Instructions for the task. Isolate every line in the records below with "content" in it.

******

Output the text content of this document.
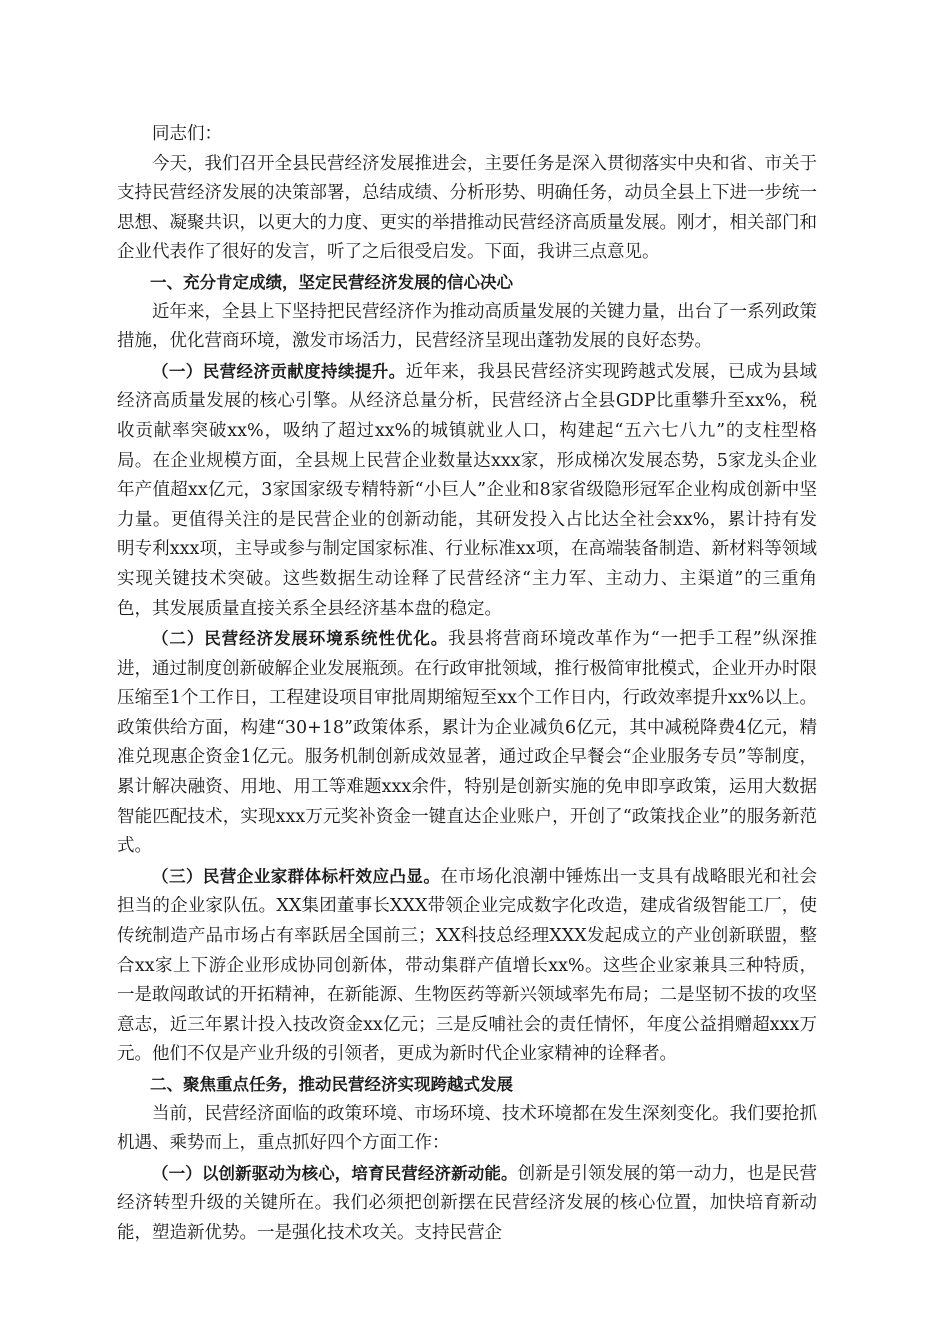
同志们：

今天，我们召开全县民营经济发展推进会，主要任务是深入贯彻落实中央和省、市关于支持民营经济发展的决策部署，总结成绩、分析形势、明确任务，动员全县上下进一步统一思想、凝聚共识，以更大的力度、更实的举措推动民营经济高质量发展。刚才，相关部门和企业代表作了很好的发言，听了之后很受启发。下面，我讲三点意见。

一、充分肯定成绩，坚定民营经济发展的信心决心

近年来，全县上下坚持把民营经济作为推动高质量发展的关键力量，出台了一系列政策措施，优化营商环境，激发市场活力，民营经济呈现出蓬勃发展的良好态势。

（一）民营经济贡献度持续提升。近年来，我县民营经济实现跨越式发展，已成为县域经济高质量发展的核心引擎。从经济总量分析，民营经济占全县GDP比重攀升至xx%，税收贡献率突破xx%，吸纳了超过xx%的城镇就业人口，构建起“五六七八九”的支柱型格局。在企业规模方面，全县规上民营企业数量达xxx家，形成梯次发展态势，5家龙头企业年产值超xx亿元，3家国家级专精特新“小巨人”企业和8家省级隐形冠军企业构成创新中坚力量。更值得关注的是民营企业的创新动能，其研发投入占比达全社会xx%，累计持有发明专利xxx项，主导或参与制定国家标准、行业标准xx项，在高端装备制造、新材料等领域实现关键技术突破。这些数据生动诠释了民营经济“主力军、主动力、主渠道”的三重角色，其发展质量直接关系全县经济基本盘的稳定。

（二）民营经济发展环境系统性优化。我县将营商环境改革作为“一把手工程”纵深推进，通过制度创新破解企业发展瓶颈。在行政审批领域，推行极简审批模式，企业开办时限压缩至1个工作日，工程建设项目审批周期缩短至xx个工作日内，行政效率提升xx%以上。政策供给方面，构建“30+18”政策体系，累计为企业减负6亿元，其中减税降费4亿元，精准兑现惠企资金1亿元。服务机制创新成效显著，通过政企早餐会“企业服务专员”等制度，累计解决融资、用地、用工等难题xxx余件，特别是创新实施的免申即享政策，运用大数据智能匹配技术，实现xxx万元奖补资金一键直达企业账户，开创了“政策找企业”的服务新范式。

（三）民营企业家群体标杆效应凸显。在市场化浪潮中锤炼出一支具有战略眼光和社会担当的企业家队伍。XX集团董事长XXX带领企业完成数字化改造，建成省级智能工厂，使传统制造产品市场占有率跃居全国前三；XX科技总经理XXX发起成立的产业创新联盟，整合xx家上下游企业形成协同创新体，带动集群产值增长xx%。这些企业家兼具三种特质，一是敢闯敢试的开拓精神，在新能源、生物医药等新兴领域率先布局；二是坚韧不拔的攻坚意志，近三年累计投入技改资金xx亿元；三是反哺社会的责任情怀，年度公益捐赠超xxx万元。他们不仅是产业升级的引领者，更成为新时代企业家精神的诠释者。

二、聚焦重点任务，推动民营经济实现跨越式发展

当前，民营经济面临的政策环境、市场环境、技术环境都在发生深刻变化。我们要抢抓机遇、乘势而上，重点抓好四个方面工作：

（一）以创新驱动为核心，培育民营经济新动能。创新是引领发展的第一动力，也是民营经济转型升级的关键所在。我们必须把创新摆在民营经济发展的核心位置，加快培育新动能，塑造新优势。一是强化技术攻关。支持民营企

******

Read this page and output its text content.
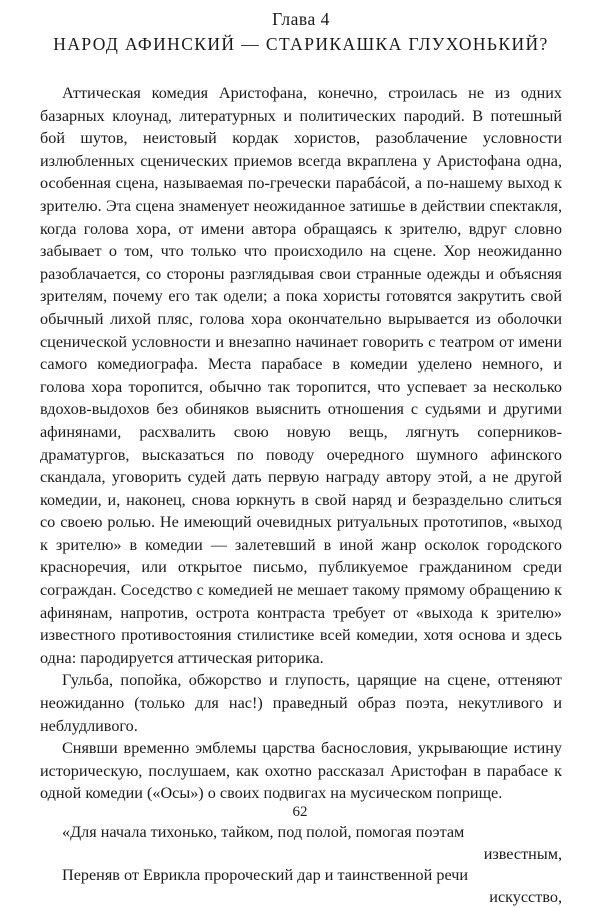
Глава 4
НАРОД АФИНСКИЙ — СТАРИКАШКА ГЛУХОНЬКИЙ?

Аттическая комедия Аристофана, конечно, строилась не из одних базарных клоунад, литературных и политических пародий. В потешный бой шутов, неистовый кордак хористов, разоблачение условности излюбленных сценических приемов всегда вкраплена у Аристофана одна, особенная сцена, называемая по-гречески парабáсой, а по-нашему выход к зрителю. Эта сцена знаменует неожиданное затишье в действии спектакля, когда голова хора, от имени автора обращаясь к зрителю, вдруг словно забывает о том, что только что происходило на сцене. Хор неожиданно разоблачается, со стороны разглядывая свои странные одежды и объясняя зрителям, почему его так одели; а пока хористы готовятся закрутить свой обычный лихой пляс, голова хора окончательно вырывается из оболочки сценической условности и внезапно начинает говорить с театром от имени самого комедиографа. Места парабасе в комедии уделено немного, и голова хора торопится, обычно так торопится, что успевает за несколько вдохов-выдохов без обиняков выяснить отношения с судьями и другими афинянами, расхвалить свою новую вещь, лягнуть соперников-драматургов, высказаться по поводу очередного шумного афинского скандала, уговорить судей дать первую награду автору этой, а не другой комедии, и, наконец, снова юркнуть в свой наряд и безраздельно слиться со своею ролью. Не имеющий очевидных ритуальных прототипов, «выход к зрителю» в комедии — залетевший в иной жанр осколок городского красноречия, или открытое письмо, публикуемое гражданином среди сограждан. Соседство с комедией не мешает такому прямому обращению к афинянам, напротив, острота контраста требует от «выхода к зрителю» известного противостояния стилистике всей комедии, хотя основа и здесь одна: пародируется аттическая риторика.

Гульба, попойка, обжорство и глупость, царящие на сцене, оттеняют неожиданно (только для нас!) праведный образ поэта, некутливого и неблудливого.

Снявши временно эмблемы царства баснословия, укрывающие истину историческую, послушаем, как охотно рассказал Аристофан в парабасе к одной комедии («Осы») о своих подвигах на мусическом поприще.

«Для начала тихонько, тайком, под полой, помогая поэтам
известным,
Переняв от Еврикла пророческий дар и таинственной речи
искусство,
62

******

Response to the task.
Output the text content of this document.
Read this page and output its text content.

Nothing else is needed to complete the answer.